§ INSTRUCTION: Output the entries word for word. Omit images.

§ AVAILABLE DATA:
---
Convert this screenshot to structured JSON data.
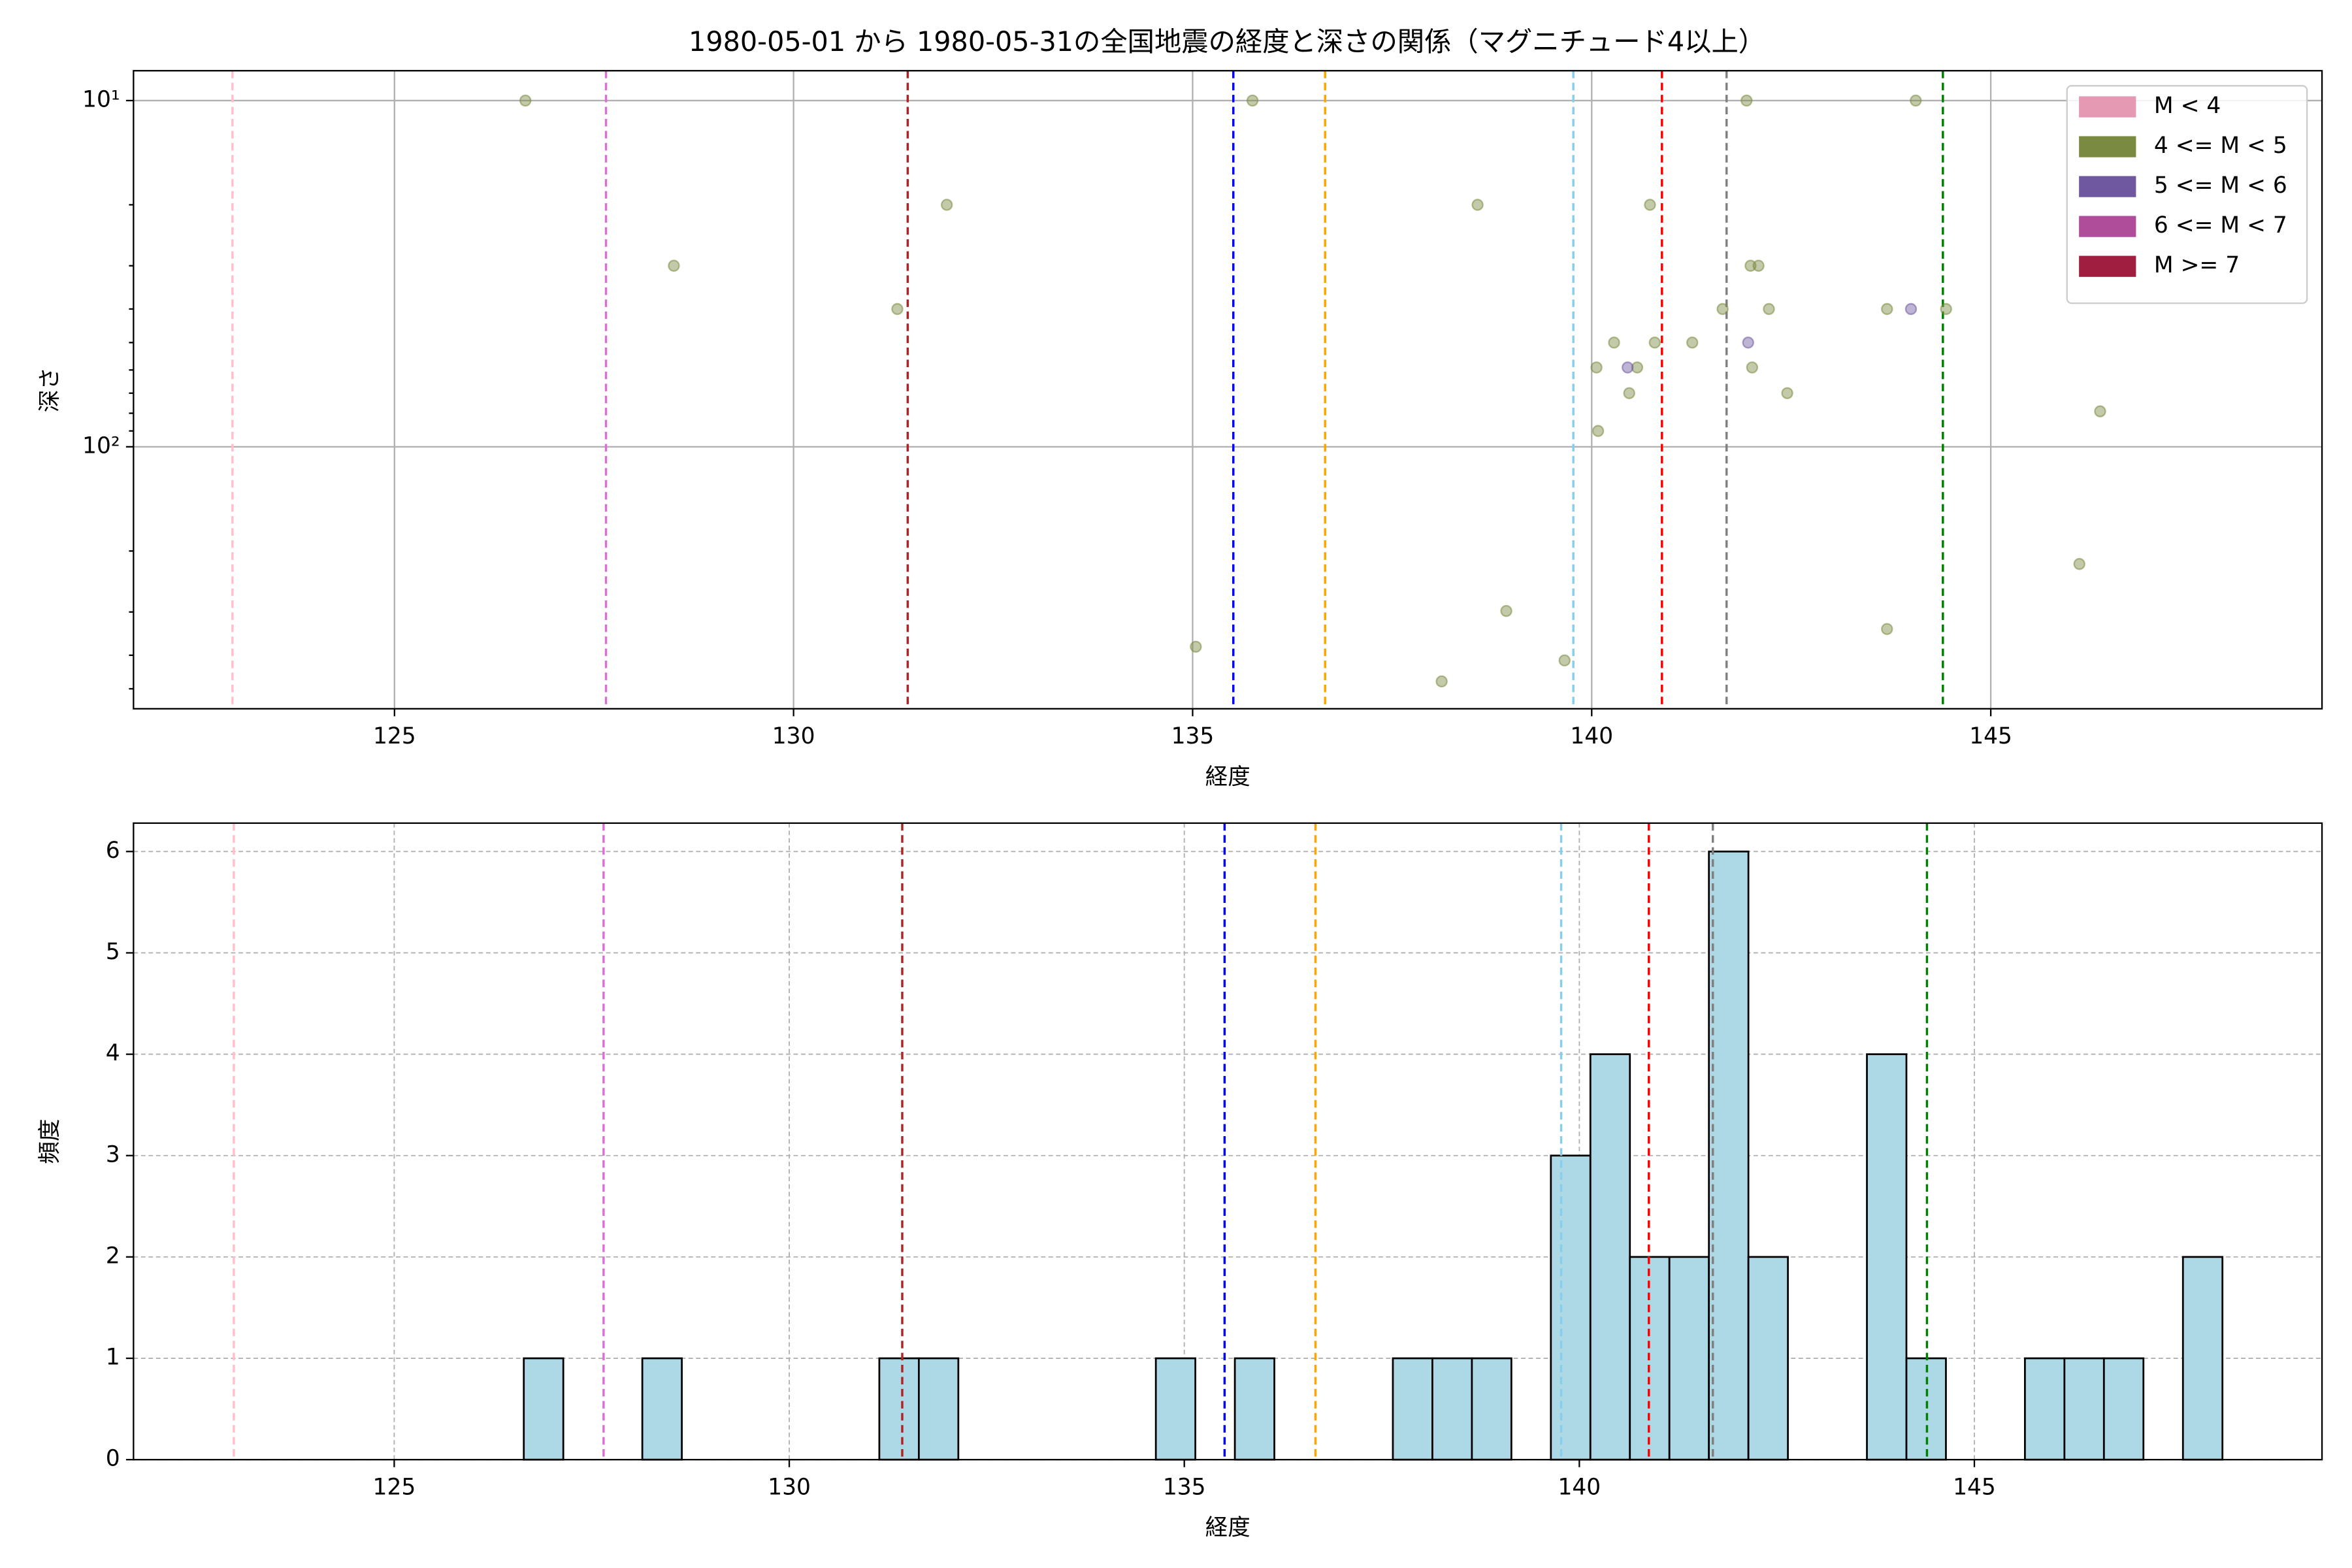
{
  "chart_data": [
    {
      "type": "scatter",
      "title": "1980-05-01 から 1980-05-31の全国地震の経度と深さの関係（マグニチュード4以上）",
      "xlabel": "経度",
      "ylabel": "深さ",
      "xlim": [
        121.73,
        149.15
      ],
      "xticks": [
        125,
        130,
        135,
        140,
        145
      ],
      "ylim": [
        8.2,
        571
      ],
      "yscale": "log",
      "yinverted": true,
      "yticks": [
        {
          "value": 10,
          "label": "10¹"
        },
        {
          "value": 100,
          "label": "10²"
        }
      ],
      "yminor_ticks": [
        20,
        30,
        40,
        50,
        60,
        70,
        80,
        90,
        200,
        300,
        400,
        500
      ],
      "grid": true,
      "legend": "upper right",
      "series": [
        {
          "name": "M < 4",
          "color": "#e699b2",
          "x": [],
          "y": []
        },
        {
          "name": "4 <= M < 5",
          "color": "#7a8a40",
          "x": [
            126.64,
            128.5,
            131.92,
            131.3,
            135.04,
            135.75,
            138.12,
            138.57,
            138.93,
            139.66,
            140.06,
            140.08,
            140.28,
            140.47,
            140.57,
            140.73,
            140.79,
            141.26,
            141.64,
            141.94,
            141.99,
            142.09,
            142.01,
            142.22,
            142.45,
            143.7,
            143.7,
            144.06,
            144.44,
            146.11,
            146.37
          ],
          "y": [
            10,
            30,
            20,
            40,
            378,
            10,
            476,
            20,
            298,
            414,
            59,
            90,
            50,
            70,
            59,
            20,
            50,
            50,
            40,
            10,
            30,
            30,
            59,
            40,
            70,
            40,
            336,
            10,
            40,
            218,
            79
          ]
        },
        {
          "name": "5 <= M < 6",
          "color": "#6f58a0",
          "x": [
            140.45,
            141.96,
            144.0
          ],
          "y": [
            59,
            50,
            40
          ]
        },
        {
          "name": "6 <= M < 7",
          "color": "#b04d9a",
          "x": [],
          "y": []
        },
        {
          "name": "M >= 7",
          "color": "#a01e40",
          "x": [],
          "y": []
        }
      ],
      "vlines": [
        {
          "x": 122.97,
          "color": "pink"
        },
        {
          "x": 127.65,
          "color": "orchid"
        },
        {
          "x": 131.43,
          "color": "firebrick"
        },
        {
          "x": 135.51,
          "color": "blue"
        },
        {
          "x": 136.66,
          "color": "orange"
        },
        {
          "x": 139.77,
          "color": "skyblue"
        },
        {
          "x": 140.88,
          "color": "red"
        },
        {
          "x": 141.69,
          "color": "gray"
        },
        {
          "x": 144.4,
          "color": "green"
        }
      ]
    },
    {
      "type": "histogram",
      "xlabel": "経度",
      "ylabel": "頻度",
      "color": "#add8e6",
      "xlim": [
        121.7,
        149.4
      ],
      "xticks": [
        125,
        130,
        135,
        140,
        145
      ],
      "ylim": [
        0,
        6.28
      ],
      "yticks": [
        0,
        1,
        2,
        3,
        4,
        5,
        6
      ],
      "grid": true,
      "bins": [
        126.64,
        127.14,
        127.64,
        128.14,
        128.64,
        129.14,
        129.64,
        130.14,
        130.64,
        131.14,
        131.64,
        132.14,
        132.64,
        133.14,
        133.64,
        134.14,
        134.64,
        135.14,
        135.64,
        136.14,
        136.64,
        137.14,
        137.64,
        138.14,
        138.64,
        139.14,
        139.64,
        140.14,
        140.64,
        141.14,
        141.64,
        142.14,
        142.64,
        143.14,
        143.64,
        144.14,
        144.64,
        145.14,
        145.64,
        146.14,
        146.64,
        147.14,
        147.64,
        148.14
      ],
      "counts": [
        1,
        0,
        0,
        1,
        0,
        0,
        0,
        0,
        0,
        1,
        1,
        0,
        0,
        0,
        0,
        0,
        1,
        0,
        1,
        0,
        0,
        0,
        1,
        1,
        1,
        0,
        3,
        4,
        2,
        2,
        6,
        2,
        0,
        0,
        4,
        1,
        0,
        0,
        1,
        1,
        1,
        0,
        2
      ],
      "vlines": [
        {
          "x": 122.97,
          "color": "pink"
        },
        {
          "x": 127.65,
          "color": "orchid"
        },
        {
          "x": 131.43,
          "color": "firebrick"
        },
        {
          "x": 135.51,
          "color": "blue"
        },
        {
          "x": 136.66,
          "color": "orange"
        },
        {
          "x": 139.77,
          "color": "skyblue"
        },
        {
          "x": 140.88,
          "color": "red"
        },
        {
          "x": 141.69,
          "color": "gray"
        },
        {
          "x": 144.4,
          "color": "green"
        }
      ]
    }
  ]
}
---
§ EXPECTED ANSWER:
Convert this screenshot to structured JSON data.
{
  "chart_data": [
    {
      "type": "scatter",
      "title": "1980-05-01 から 1980-05-31の全国地震の経度と深さの関係（マグニチュード4以上）",
      "xlabel": "経度",
      "ylabel": "深さ",
      "xlim": [
        121.73,
        149.15
      ],
      "xticks": [
        125,
        130,
        135,
        140,
        145
      ],
      "ylim": [
        8.2,
        571
      ],
      "yscale": "log",
      "yinverted": true,
      "yticks": [
        {
          "value": 10,
          "label": "10¹"
        },
        {
          "value": 100,
          "label": "10²"
        }
      ],
      "yminor_ticks": [
        20,
        30,
        40,
        50,
        60,
        70,
        80,
        90,
        200,
        300,
        400,
        500
      ],
      "grid": true,
      "legend": "upper right",
      "series": [
        {
          "name": "M < 4",
          "color": "#e699b2",
          "x": [],
          "y": []
        },
        {
          "name": "4 <= M < 5",
          "color": "#7a8a40",
          "x": [
            126.64,
            128.5,
            131.92,
            131.3,
            135.04,
            135.75,
            138.12,
            138.57,
            138.93,
            139.66,
            140.06,
            140.08,
            140.28,
            140.47,
            140.57,
            140.73,
            140.79,
            141.26,
            141.64,
            141.94,
            141.99,
            142.09,
            142.01,
            142.22,
            142.45,
            143.7,
            143.7,
            144.06,
            144.44,
            146.11,
            146.37
          ],
          "y": [
            10,
            30,
            20,
            40,
            378,
            10,
            476,
            20,
            298,
            414,
            59,
            90,
            50,
            70,
            59,
            20,
            50,
            50,
            40,
            10,
            30,
            30,
            59,
            40,
            70,
            40,
            336,
            10,
            40,
            218,
            79
          ]
        },
        {
          "name": "5 <= M < 6",
          "color": "#6f58a0",
          "x": [
            140.45,
            141.96,
            144.0
          ],
          "y": [
            59,
            50,
            40
          ]
        },
        {
          "name": "6 <= M < 7",
          "color": "#b04d9a",
          "x": [],
          "y": []
        },
        {
          "name": "M >= 7",
          "color": "#a01e40",
          "x": [],
          "y": []
        }
      ],
      "vlines": [
        {
          "x": 122.97,
          "color": "pink"
        },
        {
          "x": 127.65,
          "color": "orchid"
        },
        {
          "x": 131.43,
          "color": "firebrick"
        },
        {
          "x": 135.51,
          "color": "blue"
        },
        {
          "x": 136.66,
          "color": "orange"
        },
        {
          "x": 139.77,
          "color": "skyblue"
        },
        {
          "x": 140.88,
          "color": "red"
        },
        {
          "x": 141.69,
          "color": "gray"
        },
        {
          "x": 144.4,
          "color": "green"
        }
      ]
    },
    {
      "type": "histogram",
      "xlabel": "経度",
      "ylabel": "頻度",
      "color": "#add8e6",
      "xlim": [
        121.7,
        149.4
      ],
      "xticks": [
        125,
        130,
        135,
        140,
        145
      ],
      "ylim": [
        0,
        6.28
      ],
      "yticks": [
        0,
        1,
        2,
        3,
        4,
        5,
        6
      ],
      "grid": true,
      "bins": [
        126.64,
        127.14,
        127.64,
        128.14,
        128.64,
        129.14,
        129.64,
        130.14,
        130.64,
        131.14,
        131.64,
        132.14,
        132.64,
        133.14,
        133.64,
        134.14,
        134.64,
        135.14,
        135.64,
        136.14,
        136.64,
        137.14,
        137.64,
        138.14,
        138.64,
        139.14,
        139.64,
        140.14,
        140.64,
        141.14,
        141.64,
        142.14,
        142.64,
        143.14,
        143.64,
        144.14,
        144.64,
        145.14,
        145.64,
        146.14,
        146.64,
        147.14,
        147.64,
        148.14
      ],
      "counts": [
        1,
        0,
        0,
        1,
        0,
        0,
        0,
        0,
        0,
        1,
        1,
        0,
        0,
        0,
        0,
        0,
        1,
        0,
        1,
        0,
        0,
        0,
        1,
        1,
        1,
        0,
        3,
        4,
        2,
        2,
        6,
        2,
        0,
        0,
        4,
        1,
        0,
        0,
        1,
        1,
        1,
        0,
        2
      ],
      "vlines": [
        {
          "x": 122.97,
          "color": "pink"
        },
        {
          "x": 127.65,
          "color": "orchid"
        },
        {
          "x": 131.43,
          "color": "firebrick"
        },
        {
          "x": 135.51,
          "color": "blue"
        },
        {
          "x": 136.66,
          "color": "orange"
        },
        {
          "x": 139.77,
          "color": "skyblue"
        },
        {
          "x": 140.88,
          "color": "red"
        },
        {
          "x": 141.69,
          "color": "gray"
        },
        {
          "x": 144.4,
          "color": "green"
        }
      ]
    }
  ]
}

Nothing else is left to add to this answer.